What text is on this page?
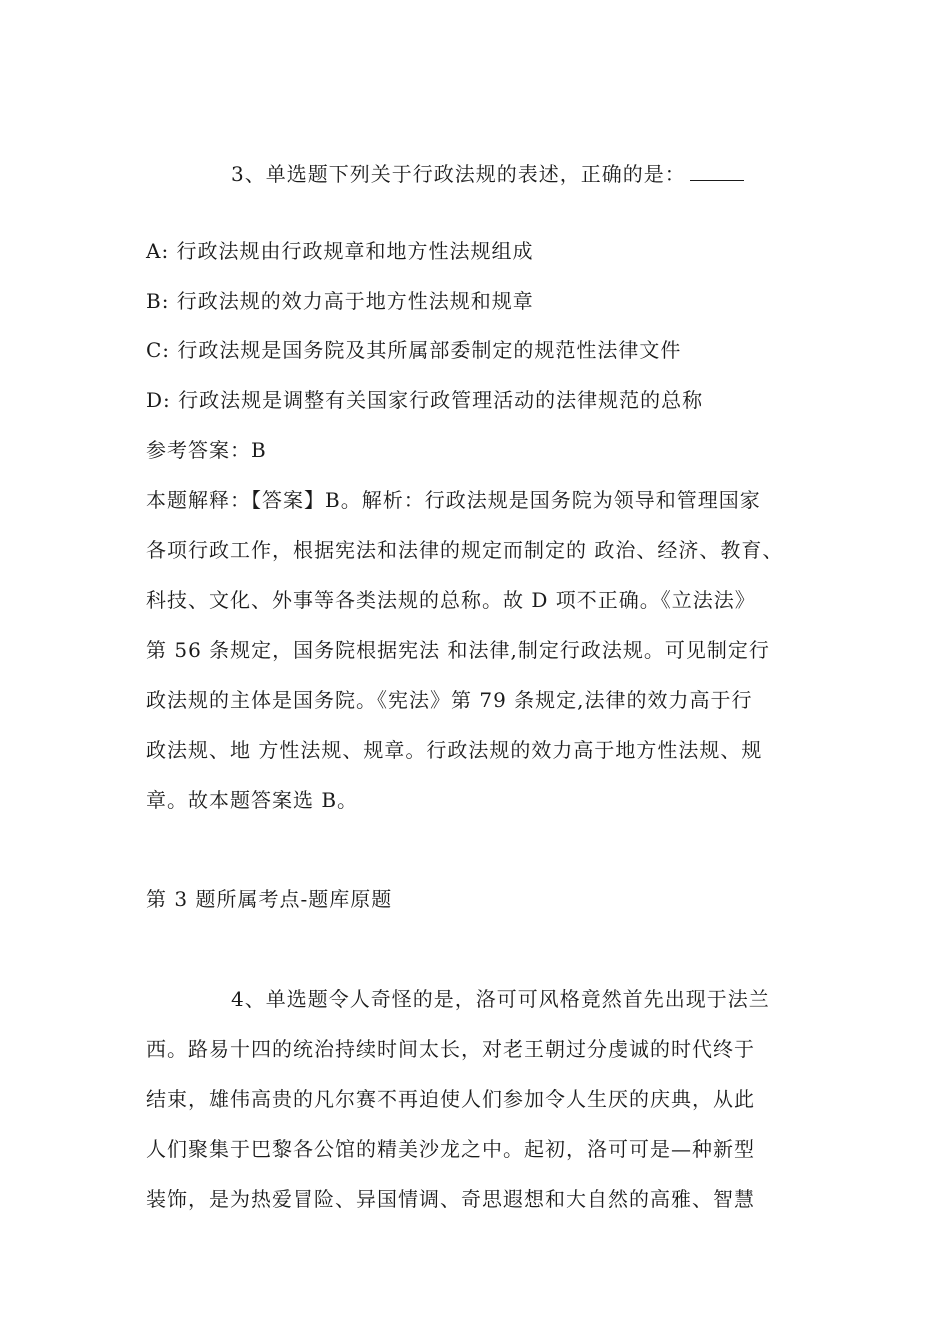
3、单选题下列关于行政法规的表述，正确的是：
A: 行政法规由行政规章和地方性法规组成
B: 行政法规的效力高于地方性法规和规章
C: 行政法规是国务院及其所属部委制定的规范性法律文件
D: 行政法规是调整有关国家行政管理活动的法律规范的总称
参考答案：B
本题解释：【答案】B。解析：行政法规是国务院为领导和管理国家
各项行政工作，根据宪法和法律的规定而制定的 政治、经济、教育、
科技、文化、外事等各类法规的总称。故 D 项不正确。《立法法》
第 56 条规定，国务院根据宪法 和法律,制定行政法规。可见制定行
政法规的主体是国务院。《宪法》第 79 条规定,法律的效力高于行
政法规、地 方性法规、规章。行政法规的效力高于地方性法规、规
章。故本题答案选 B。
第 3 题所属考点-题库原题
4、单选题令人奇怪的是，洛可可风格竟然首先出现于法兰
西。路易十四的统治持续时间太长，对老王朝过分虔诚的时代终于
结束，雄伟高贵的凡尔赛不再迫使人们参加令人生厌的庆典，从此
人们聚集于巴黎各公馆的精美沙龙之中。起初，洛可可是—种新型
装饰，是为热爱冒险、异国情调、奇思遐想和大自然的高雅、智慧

---

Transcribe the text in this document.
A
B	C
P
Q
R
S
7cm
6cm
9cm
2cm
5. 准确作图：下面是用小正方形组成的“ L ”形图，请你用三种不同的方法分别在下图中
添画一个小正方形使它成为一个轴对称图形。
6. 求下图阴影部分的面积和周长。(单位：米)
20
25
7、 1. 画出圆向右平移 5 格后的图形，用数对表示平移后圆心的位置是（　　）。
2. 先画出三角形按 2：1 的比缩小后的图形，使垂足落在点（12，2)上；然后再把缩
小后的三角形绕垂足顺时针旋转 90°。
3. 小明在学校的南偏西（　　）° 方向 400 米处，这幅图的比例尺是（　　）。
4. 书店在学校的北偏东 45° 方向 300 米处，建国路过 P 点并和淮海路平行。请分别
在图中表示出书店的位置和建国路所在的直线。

Directions for this task ->
Each line that holds the word "text" is to be copied.

The completed task ->
What text is on this page?
Transcribe the text in this document.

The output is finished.